■ **Exercise details**
Repeat each entry word for word. Leave any images out of the copy.

.....

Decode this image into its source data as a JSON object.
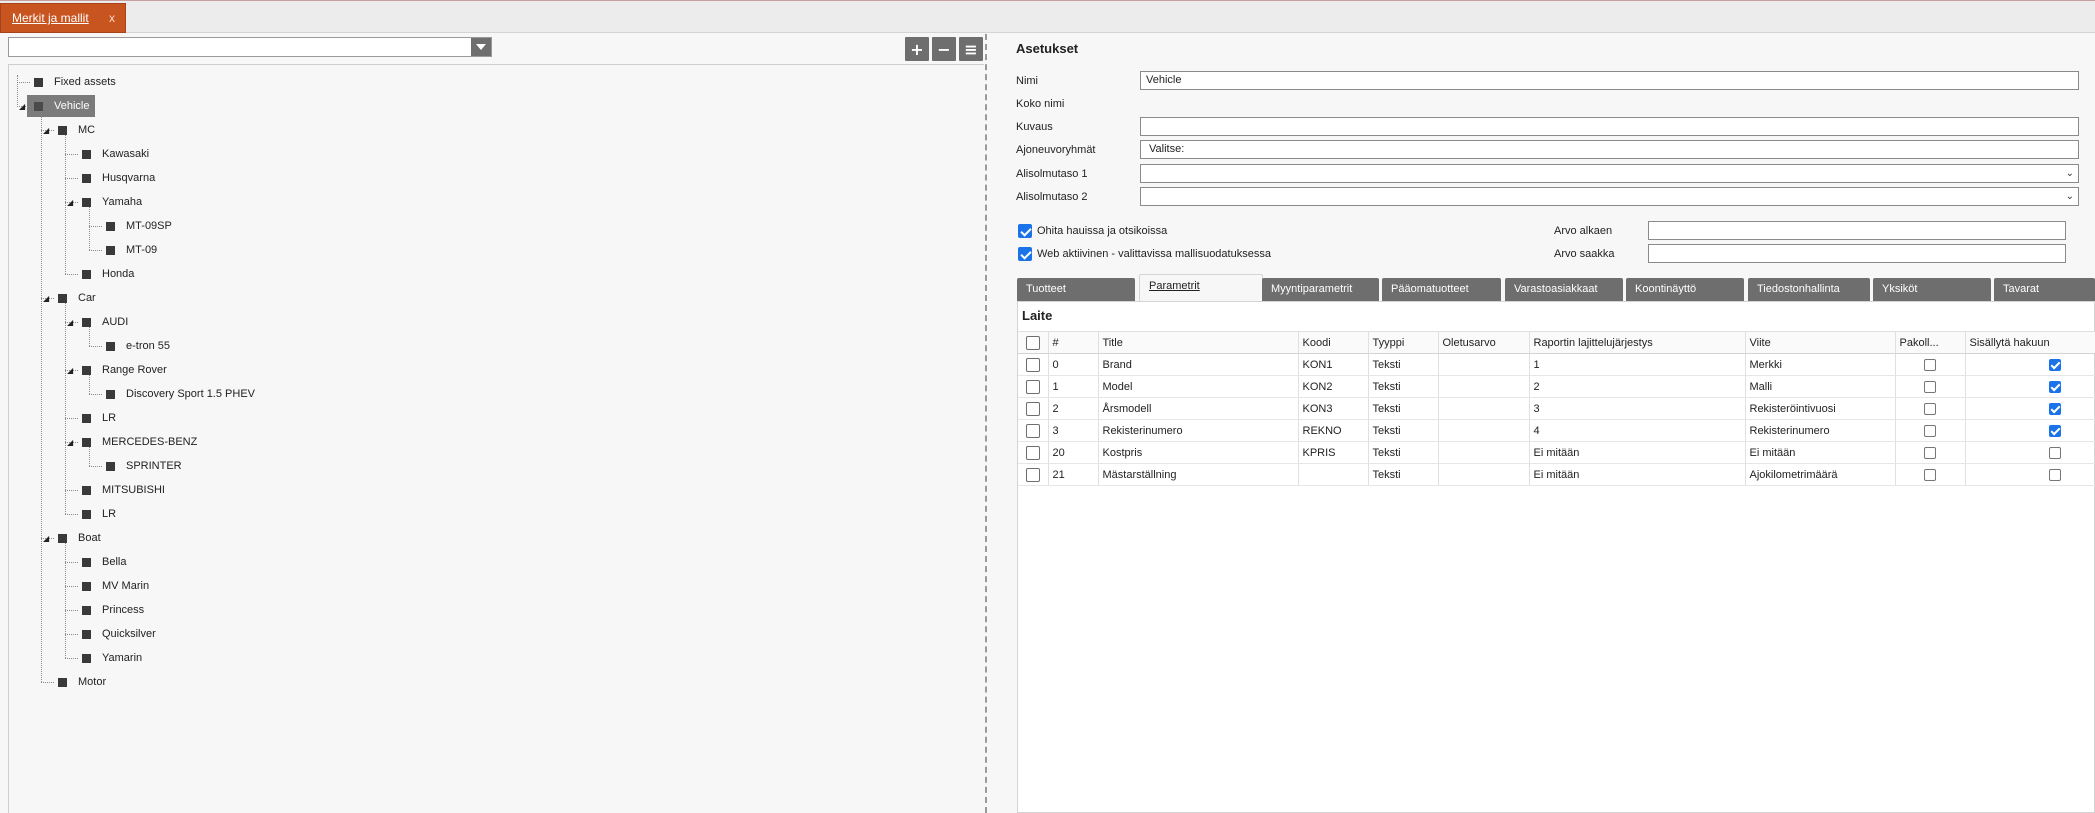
{
  "doc_tab": {
    "label": "Merkit ja mallit",
    "close": "x"
  },
  "toolbar": {
    "add": "+",
    "remove": "−",
    "menu": "≡"
  },
  "tree": [
    {
      "label": "Fixed assets",
      "level": 0
    },
    {
      "label": "Vehicle",
      "level": 0,
      "selected": true
    },
    {
      "label": "MC",
      "level": 1
    },
    {
      "label": "Kawasaki",
      "level": 2
    },
    {
      "label": "Husqvarna",
      "level": 2
    },
    {
      "label": "Yamaha",
      "level": 2
    },
    {
      "label": "MT-09SP",
      "level": 3
    },
    {
      "label": "MT-09",
      "level": 3
    },
    {
      "label": "Honda",
      "level": 2
    },
    {
      "label": "Car",
      "level": 1
    },
    {
      "label": "AUDI",
      "level": 2
    },
    {
      "label": "e-tron 55",
      "level": 3
    },
    {
      "label": "Range Rover",
      "level": 2
    },
    {
      "label": "Discovery Sport 1.5 PHEV",
      "level": 3
    },
    {
      "label": "LR",
      "level": 2
    },
    {
      "label": "MERCEDES-BENZ",
      "level": 2
    },
    {
      "label": "SPRINTER",
      "level": 3
    },
    {
      "label": "MITSUBISHI",
      "level": 2
    },
    {
      "label": "LR",
      "level": 2
    },
    {
      "label": "Boat",
      "level": 1
    },
    {
      "label": "Bella",
      "level": 2
    },
    {
      "label": "MV Marin",
      "level": 2
    },
    {
      "label": "Princess",
      "level": 2
    },
    {
      "label": "Quicksilver",
      "level": 2
    },
    {
      "label": "Yamarin",
      "level": 2
    },
    {
      "label": "Motor",
      "level": 1
    }
  ],
  "settings": {
    "title": "Asetukset",
    "fields": {
      "nimi_label": "Nimi",
      "nimi_value": "Vehicle",
      "koko_nimi_label": "Koko nimi",
      "kuvaus_label": "Kuvaus",
      "kuvaus_value": "",
      "ajoneuvoryhmat_label": "Ajoneuvoryhmät",
      "ajoneuvoryhmat_value": "Valitse:",
      "alisolmutaso1_label": "Alisolmutaso 1",
      "alisolmutaso1_value": "",
      "alisolmutaso2_label": "Alisolmutaso 2",
      "alisolmutaso2_value": ""
    },
    "checkboxes": {
      "ohita_label": "Ohita hauissa ja otsikoissa",
      "ohita_checked": true,
      "web_label": "Web aktiivinen - valittavissa mallisuodatuksessa",
      "web_checked": true
    },
    "arvo": {
      "alkaen_label": "Arvo alkaen",
      "alkaen_value": "",
      "saakka_label": "Arvo saakka",
      "saakka_value": ""
    }
  },
  "tabs": [
    {
      "label": "Tuotteet",
      "active": false
    },
    {
      "label": "Parametrit",
      "active": true
    },
    {
      "label": "Myyntiparametrit",
      "active": false
    },
    {
      "label": "Pääomatuotteet",
      "active": false
    },
    {
      "label": "Varastoasiakkaat",
      "active": false
    },
    {
      "label": "Koontinäyttö",
      "active": false
    },
    {
      "label": "Tiedostonhallinta",
      "active": false
    },
    {
      "label": "Yksiköt",
      "active": false
    },
    {
      "label": "Tavarat",
      "active": false
    }
  ],
  "params": {
    "title": "Laite",
    "columns": [
      "#",
      "Title",
      "Koodi",
      "Tyyppi",
      "Oletusarvo",
      "Raportin lajittelujärjestys",
      "Viite",
      "Pakoll...",
      "Sisällytä hakuun"
    ],
    "rows": [
      {
        "num": "0",
        "title": "Brand",
        "code": "KON1",
        "type": "Teksti",
        "default": "",
        "order": "1",
        "ref": "Merkki",
        "mandatory": false,
        "include": true
      },
      {
        "num": "1",
        "title": "Model",
        "code": "KON2",
        "type": "Teksti",
        "default": "",
        "order": "2",
        "ref": "Malli",
        "mandatory": false,
        "include": true
      },
      {
        "num": "2",
        "title": "Årsmodell",
        "code": "KON3",
        "type": "Teksti",
        "default": "",
        "order": "3",
        "ref": "Rekisteröintivuosi",
        "mandatory": false,
        "include": true
      },
      {
        "num": "3",
        "title": "Rekisterinumero",
        "code": "REKNO",
        "type": "Teksti",
        "default": "",
        "order": "4",
        "ref": "Rekisterinumero",
        "mandatory": false,
        "include": true
      },
      {
        "num": "20",
        "title": "Kostpris",
        "code": "KPRIS",
        "type": "Teksti",
        "default": "",
        "order": "Ei mitään",
        "ref": "Ei mitään",
        "mandatory": false,
        "include": false
      },
      {
        "num": "21",
        "title": "Mästarställning",
        "code": "",
        "type": "Teksti",
        "default": "",
        "order": "Ei mitään",
        "ref": "Ajokilometrimäärä",
        "mandatory": false,
        "include": false
      }
    ]
  }
}
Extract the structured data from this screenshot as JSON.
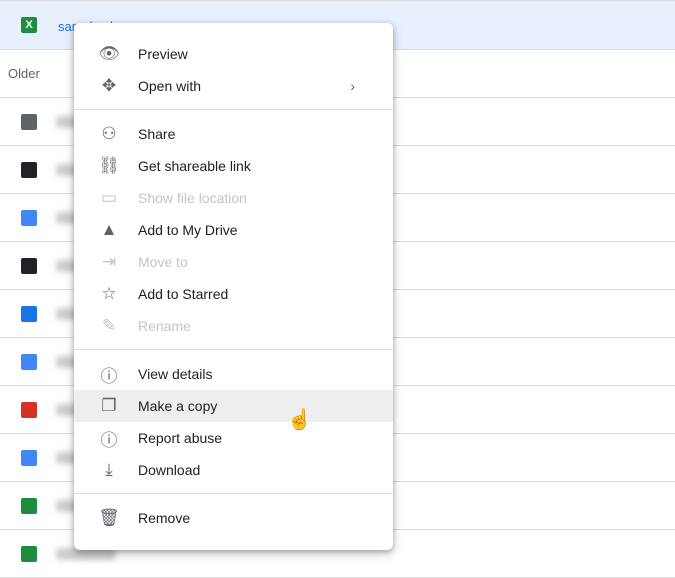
{
  "top_file": {
    "name": "sample.xlsx",
    "icon": "excel-icon",
    "color": "#1e8e3e"
  },
  "section_header": "Older",
  "rows": [
    {
      "icon": "shared-folder-icon",
      "color": "#5f6368"
    },
    {
      "icon": "list-icon",
      "color": "#202124"
    },
    {
      "icon": "docs-icon",
      "color": "#4285f4"
    },
    {
      "icon": "list-icon",
      "color": "#202124"
    },
    {
      "icon": "doc-file-icon",
      "color": "#1a73e8"
    },
    {
      "icon": "docs-icon",
      "color": "#4285f4"
    },
    {
      "icon": "audio-icon",
      "color": "#d93025"
    },
    {
      "icon": "docs-icon",
      "color": "#4285f4"
    },
    {
      "icon": "sheets-icon",
      "color": "#1e8e3e"
    },
    {
      "icon": "sheets-icon",
      "color": "#1e8e3e"
    }
  ],
  "menu": {
    "groups": [
      [
        {
          "label": "Preview",
          "icon": "eye-icon",
          "glyph": "👁"
        },
        {
          "label": "Open with",
          "icon": "move-arrows-icon",
          "glyph": "✥",
          "submenu": true
        }
      ],
      [
        {
          "label": "Share",
          "icon": "add-person-icon",
          "glyph": "⚇"
        },
        {
          "label": "Get shareable link",
          "icon": "link-icon",
          "glyph": "⛓"
        },
        {
          "label": "Show file location",
          "icon": "folder-icon",
          "glyph": "▭",
          "disabled": true
        },
        {
          "label": "Add to My Drive",
          "icon": "drive-add-icon",
          "glyph": "▲"
        },
        {
          "label": "Move to",
          "icon": "move-folder-icon",
          "glyph": "⇥",
          "disabled": true
        },
        {
          "label": "Add to Starred",
          "icon": "star-icon",
          "glyph": "☆"
        },
        {
          "label": "Rename",
          "icon": "pencil-icon",
          "glyph": "✎",
          "disabled": true
        }
      ],
      [
        {
          "label": "View details",
          "icon": "info-icon",
          "glyph": "ⓘ"
        },
        {
          "label": "Make a copy",
          "icon": "copy-icon",
          "glyph": "❐",
          "hover": true
        },
        {
          "label": "Report abuse",
          "icon": "report-icon",
          "glyph": "ⓘ"
        },
        {
          "label": "Download",
          "icon": "download-icon",
          "glyph": "⤓"
        }
      ],
      [
        {
          "label": "Remove",
          "icon": "trash-icon",
          "glyph": "🗑"
        }
      ]
    ]
  }
}
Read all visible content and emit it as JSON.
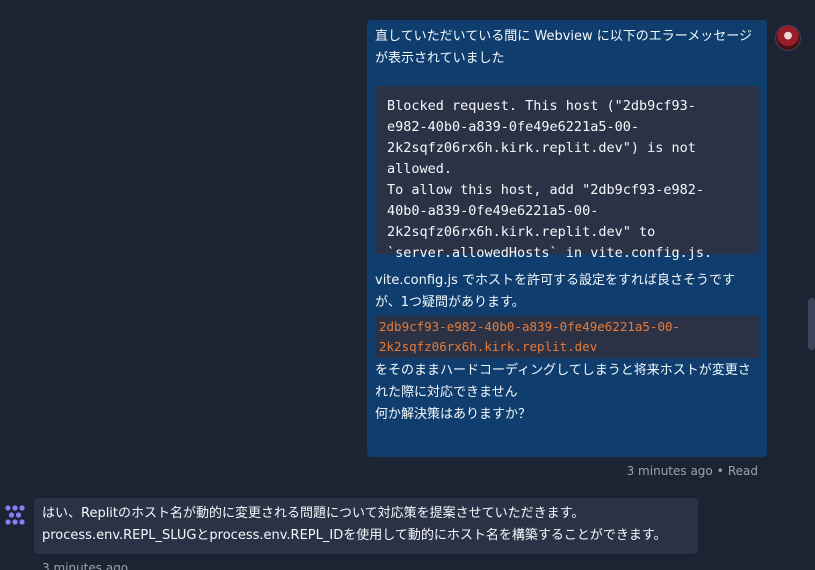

.....

■ **Task response**
Decode this image into its source data as a JSON object.
{
  "doc_tab": {
    "label": "Merkit ja mallit",
    "close": "x"
  },
  "toolbar": {
    "add": "+",
    "remove": "−",
    "menu": "≡"
  },
  "tree": [
    {
      "label": "Fixed assets",
      "level": 0
    },
    {
      "label": "Vehicle",
      "level": 0,
      "selected": true
    },
    {
      "label": "MC",
      "level": 1
    },
    {
      "label": "Kawasaki",
      "level": 2
    },
    {
      "label": "Husqvarna",
      "level": 2
    },
    {
      "label": "Yamaha",
      "level": 2
    },
    {
      "label": "MT-09SP",
      "level": 3
    },
    {
      "label": "MT-09",
      "level": 3
    },
    {
      "label": "Honda",
      "level": 2
    },
    {
      "label": "Car",
      "level": 1
    },
    {
      "label": "AUDI",
      "level": 2
    },
    {
      "label": "e-tron 55",
      "level": 3
    },
    {
      "label": "Range Rover",
      "level": 2
    },
    {
      "label": "Discovery Sport 1.5 PHEV",
      "level": 3
    },
    {
      "label": "LR",
      "level": 2
    },
    {
      "label": "MERCEDES-BENZ",
      "level": 2
    },
    {
      "label": "SPRINTER",
      "level": 3
    },
    {
      "label": "MITSUBISHI",
      "level": 2
    },
    {
      "label": "LR",
      "level": 2
    },
    {
      "label": "Boat",
      "level": 1
    },
    {
      "label": "Bella",
      "level": 2
    },
    {
      "label": "MV Marin",
      "level": 2
    },
    {
      "label": "Princess",
      "level": 2
    },
    {
      "label": "Quicksilver",
      "level": 2
    },
    {
      "label": "Yamarin",
      "level": 2
    },
    {
      "label": "Motor",
      "level": 1
    }
  ],
  "settings": {
    "title": "Asetukset",
    "fields": {
      "nimi_label": "Nimi",
      "nimi_value": "Vehicle",
      "koko_nimi_label": "Koko nimi",
      "kuvaus_label": "Kuvaus",
      "kuvaus_value": "",
      "ajoneuvoryhmat_label": "Ajoneuvoryhmät",
      "ajoneuvoryhmat_value": "Valitse:",
      "alisolmutaso1_label": "Alisolmutaso 1",
      "alisolmutaso1_value": "",
      "alisolmutaso2_label": "Alisolmutaso 2",
      "alisolmutaso2_value": ""
    },
    "checkboxes": {
      "ohita_label": "Ohita hauissa ja otsikoissa",
      "ohita_checked": true,
      "web_label": "Web aktiivinen - valittavissa mallisuodatuksessa",
      "web_checked": true
    },
    "arvo": {
      "alkaen_label": "Arvo alkaen",
      "alkaen_value": "",
      "saakka_label": "Arvo saakka",
      "saakka_value": ""
    }
  },
  "tabs": [
    {
      "label": "Tuotteet",
      "active": false
    },
    {
      "label": "Parametrit",
      "active": true
    },
    {
      "label": "Myyntiparametrit",
      "active": false
    },
    {
      "label": "Pääomatuotteet",
      "active": false
    },
    {
      "label": "Varastoasiakkaat",
      "active": false
    },
    {
      "label": "Koontinäyttö",
      "active": false
    },
    {
      "label": "Tiedostonhallinta",
      "active": false
    },
    {
      "label": "Yksiköt",
      "active": false
    },
    {
      "label": "Tavarat",
      "active": false
    }
  ],
  "params": {
    "title": "Laite",
    "columns": [
      "#",
      "Title",
      "Koodi",
      "Tyyppi",
      "Oletusarvo",
      "Raportin lajittelujärjestys",
      "Viite",
      "Pakoll...",
      "Sisällytä hakuun"
    ],
    "rows": [
      {
        "num": "0",
        "title": "Brand",
        "code": "KON1",
        "type": "Teksti",
        "default": "",
        "order": "1",
        "ref": "Merkki",
        "mandatory": false,
        "include": true
      },
      {
        "num": "1",
        "title": "Model",
        "code": "KON2",
        "type": "Teksti",
        "default": "",
        "order": "2",
        "ref": "Malli",
        "mandatory": false,
        "include": true
      },
      {
        "num": "2",
        "title": "Årsmodell",
        "code": "KON3",
        "type": "Teksti",
        "default": "",
        "order": "3",
        "ref": "Rekisteröintivuosi",
        "mandatory": false,
        "include": true
      },
      {
        "num": "3",
        "title": "Rekisterinumero",
        "code": "REKNO",
        "type": "Teksti",
        "default": "",
        "order": "4",
        "ref": "Rekisterinumero",
        "mandatory": false,
        "include": true
      },
      {
        "num": "20",
        "title": "Kostpris",
        "code": "KPRIS",
        "type": "Teksti",
        "default": "",
        "order": "Ei mitään",
        "ref": "Ei mitään",
        "mandatory": false,
        "include": false
      },
      {
        "num": "21",
        "title": "Mästarställning",
        "code": "",
        "type": "Teksti",
        "default": "",
        "order": "Ei mitään",
        "ref": "Ajokilometrimäärä",
        "mandatory": false,
        "include": false
      }
    ]
  }
}
Extract the structured data from this screenshot as JSON.
{
  "top_file": {
    "name": "sample.xlsx",
    "icon": "excel-icon",
    "color": "#1e8e3e"
  },
  "section_header": "Older",
  "rows": [
    {
      "icon": "shared-folder-icon",
      "color": "#5f6368"
    },
    {
      "icon": "list-icon",
      "color": "#202124"
    },
    {
      "icon": "docs-icon",
      "color": "#4285f4"
    },
    {
      "icon": "list-icon",
      "color": "#202124"
    },
    {
      "icon": "doc-file-icon",
      "color": "#1a73e8"
    },
    {
      "icon": "docs-icon",
      "color": "#4285f4"
    },
    {
      "icon": "audio-icon",
      "color": "#d93025"
    },
    {
      "icon": "docs-icon",
      "color": "#4285f4"
    },
    {
      "icon": "sheets-icon",
      "color": "#1e8e3e"
    },
    {
      "icon": "sheets-icon",
      "color": "#1e8e3e"
    }
  ],
  "menu": {
    "groups": [
      [
        {
          "label": "Preview",
          "icon": "eye-icon",
          "glyph": "👁"
        },
        {
          "label": "Open with",
          "icon": "move-arrows-icon",
          "glyph": "✥",
          "submenu": true
        }
      ],
      [
        {
          "label": "Share",
          "icon": "add-person-icon",
          "glyph": "⚇"
        },
        {
          "label": "Get shareable link",
          "icon": "link-icon",
          "glyph": "⛓"
        },
        {
          "label": "Show file location",
          "icon": "folder-icon",
          "glyph": "▭",
          "disabled": true
        },
        {
          "label": "Add to My Drive",
          "icon": "drive-add-icon",
          "glyph": "▲"
        },
        {
          "label": "Move to",
          "icon": "move-folder-icon",
          "glyph": "⇥",
          "disabled": true
        },
        {
          "label": "Add to Starred",
          "icon": "star-icon",
          "glyph": "☆"
        },
        {
          "label": "Rename",
          "icon": "pencil-icon",
          "glyph": "✎",
          "disabled": true
        }
      ],
      [
        {
          "label": "View details",
          "icon": "info-icon",
          "glyph": "ⓘ"
        },
        {
          "label": "Make a copy",
          "icon": "copy-icon",
          "glyph": "❐",
          "hover": true
        },
        {
          "label": "Report abuse",
          "icon": "report-icon",
          "glyph": "ⓘ"
        },
        {
          "label": "Download",
          "icon": "download-icon",
          "glyph": "⤓"
        }
      ],
      [
        {
          "label": "Remove",
          "icon": "trash-icon",
          "glyph": "🗑"
        }
      ]
    ]
  }
}
Read all visible content and emit it as JSON.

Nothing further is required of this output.